Task goal » In the records below, work out how many lines hold the word "title". Report the number alone.

Entries supplied »
▬▬▬

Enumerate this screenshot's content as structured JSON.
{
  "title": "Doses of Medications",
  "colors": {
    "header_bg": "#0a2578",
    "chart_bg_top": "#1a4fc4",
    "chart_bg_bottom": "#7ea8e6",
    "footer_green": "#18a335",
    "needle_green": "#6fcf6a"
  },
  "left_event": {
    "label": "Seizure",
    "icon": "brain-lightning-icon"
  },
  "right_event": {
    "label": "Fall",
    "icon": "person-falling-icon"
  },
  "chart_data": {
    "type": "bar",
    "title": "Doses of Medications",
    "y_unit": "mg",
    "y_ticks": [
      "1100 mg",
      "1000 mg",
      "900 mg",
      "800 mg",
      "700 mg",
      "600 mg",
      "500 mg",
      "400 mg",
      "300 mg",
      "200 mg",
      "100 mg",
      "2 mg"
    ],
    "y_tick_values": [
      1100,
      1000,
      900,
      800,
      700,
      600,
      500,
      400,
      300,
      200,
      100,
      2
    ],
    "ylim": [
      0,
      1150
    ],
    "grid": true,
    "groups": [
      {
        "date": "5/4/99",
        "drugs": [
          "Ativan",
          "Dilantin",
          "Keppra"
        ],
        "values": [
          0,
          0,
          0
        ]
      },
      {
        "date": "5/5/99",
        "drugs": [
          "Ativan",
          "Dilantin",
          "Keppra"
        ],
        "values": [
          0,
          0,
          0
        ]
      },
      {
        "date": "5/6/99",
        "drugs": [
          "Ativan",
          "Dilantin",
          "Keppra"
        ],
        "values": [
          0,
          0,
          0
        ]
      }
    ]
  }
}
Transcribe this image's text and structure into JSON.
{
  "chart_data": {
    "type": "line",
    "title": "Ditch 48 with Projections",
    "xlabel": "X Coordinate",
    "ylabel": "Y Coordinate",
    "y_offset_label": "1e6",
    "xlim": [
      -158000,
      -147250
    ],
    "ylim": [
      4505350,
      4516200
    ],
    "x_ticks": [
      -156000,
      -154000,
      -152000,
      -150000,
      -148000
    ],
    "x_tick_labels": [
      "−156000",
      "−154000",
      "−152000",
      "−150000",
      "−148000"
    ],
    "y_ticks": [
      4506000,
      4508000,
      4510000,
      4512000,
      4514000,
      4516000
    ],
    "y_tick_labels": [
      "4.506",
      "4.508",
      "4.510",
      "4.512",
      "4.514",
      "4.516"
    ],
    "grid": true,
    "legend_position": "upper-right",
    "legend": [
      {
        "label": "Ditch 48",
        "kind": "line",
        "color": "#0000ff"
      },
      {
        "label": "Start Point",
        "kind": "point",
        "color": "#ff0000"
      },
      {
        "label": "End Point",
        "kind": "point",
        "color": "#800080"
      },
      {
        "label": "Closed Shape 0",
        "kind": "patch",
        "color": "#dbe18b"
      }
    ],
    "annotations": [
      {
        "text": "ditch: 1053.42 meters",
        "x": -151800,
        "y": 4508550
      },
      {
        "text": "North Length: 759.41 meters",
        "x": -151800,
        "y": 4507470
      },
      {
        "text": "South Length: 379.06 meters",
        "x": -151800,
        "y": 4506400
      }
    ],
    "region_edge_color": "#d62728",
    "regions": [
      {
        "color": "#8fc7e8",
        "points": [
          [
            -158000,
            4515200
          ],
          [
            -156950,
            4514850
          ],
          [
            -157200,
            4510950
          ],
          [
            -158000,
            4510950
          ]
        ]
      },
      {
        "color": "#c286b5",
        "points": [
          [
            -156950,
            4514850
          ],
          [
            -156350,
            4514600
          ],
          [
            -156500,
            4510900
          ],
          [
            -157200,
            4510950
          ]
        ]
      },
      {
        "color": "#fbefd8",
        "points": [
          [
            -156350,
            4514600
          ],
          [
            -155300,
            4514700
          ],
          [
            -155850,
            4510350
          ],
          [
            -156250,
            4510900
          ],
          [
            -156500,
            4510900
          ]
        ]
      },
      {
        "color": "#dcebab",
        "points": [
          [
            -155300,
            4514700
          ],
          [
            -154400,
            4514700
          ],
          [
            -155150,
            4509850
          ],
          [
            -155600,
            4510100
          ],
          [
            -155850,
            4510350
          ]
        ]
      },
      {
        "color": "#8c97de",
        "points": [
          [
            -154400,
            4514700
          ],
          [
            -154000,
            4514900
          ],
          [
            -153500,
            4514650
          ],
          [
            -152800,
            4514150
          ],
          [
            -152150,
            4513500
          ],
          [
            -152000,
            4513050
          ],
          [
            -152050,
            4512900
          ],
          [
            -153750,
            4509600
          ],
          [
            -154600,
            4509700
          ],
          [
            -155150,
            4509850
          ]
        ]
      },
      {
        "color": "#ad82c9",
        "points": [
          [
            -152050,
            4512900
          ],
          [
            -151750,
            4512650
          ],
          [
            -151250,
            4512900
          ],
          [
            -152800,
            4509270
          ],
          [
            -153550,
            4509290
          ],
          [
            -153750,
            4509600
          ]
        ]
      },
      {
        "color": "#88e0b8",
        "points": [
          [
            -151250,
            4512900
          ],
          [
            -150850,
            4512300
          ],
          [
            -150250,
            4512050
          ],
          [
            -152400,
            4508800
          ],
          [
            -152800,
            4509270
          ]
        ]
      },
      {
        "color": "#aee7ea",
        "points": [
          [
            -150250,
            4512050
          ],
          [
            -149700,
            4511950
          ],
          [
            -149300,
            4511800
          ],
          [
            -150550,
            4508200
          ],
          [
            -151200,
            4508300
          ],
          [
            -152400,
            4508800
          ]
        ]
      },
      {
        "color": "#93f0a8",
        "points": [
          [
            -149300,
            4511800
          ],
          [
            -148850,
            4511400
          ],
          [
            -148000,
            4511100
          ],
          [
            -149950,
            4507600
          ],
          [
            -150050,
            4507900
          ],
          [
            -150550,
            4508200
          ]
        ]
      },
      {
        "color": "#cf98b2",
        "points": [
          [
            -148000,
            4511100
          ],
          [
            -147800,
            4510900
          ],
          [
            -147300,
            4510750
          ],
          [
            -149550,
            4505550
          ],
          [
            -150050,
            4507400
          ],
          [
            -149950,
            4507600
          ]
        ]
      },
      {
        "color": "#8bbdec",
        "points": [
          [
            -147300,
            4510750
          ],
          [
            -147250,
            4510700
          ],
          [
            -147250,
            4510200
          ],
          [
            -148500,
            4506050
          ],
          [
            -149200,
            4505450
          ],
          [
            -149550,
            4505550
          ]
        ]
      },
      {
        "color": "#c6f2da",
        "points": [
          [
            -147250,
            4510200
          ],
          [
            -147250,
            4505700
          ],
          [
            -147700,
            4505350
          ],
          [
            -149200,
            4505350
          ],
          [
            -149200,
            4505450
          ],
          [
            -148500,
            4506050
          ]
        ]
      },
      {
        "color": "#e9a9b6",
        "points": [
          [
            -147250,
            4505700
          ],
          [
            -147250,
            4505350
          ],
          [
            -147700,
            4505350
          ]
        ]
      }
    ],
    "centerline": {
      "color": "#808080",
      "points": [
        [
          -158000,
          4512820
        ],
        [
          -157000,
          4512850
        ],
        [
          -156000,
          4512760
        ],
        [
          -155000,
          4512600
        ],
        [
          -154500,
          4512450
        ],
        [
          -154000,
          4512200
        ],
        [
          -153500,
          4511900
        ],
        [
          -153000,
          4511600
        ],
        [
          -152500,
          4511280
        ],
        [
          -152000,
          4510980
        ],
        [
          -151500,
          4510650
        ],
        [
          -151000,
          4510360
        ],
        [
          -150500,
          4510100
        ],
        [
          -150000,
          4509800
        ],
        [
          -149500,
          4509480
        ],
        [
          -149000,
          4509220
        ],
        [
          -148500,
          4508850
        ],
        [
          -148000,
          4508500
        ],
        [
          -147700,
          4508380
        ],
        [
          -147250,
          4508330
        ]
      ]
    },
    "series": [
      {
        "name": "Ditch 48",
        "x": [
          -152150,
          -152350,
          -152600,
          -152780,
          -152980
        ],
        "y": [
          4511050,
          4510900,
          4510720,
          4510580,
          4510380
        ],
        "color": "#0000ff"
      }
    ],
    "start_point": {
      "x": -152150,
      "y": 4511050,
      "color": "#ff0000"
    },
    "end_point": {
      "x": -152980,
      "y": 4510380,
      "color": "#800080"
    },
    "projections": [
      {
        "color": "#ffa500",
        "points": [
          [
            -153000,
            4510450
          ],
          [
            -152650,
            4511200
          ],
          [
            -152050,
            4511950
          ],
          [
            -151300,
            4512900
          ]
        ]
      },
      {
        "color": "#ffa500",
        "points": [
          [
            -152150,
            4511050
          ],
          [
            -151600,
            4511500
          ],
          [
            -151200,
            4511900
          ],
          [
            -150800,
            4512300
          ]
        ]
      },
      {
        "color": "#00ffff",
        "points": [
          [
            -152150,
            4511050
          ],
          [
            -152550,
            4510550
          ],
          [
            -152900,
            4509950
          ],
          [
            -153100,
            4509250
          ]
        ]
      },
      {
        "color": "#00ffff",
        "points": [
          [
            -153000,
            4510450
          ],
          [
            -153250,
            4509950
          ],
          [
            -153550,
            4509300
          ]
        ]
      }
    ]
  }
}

▬▬▬

Answer to this problem » 3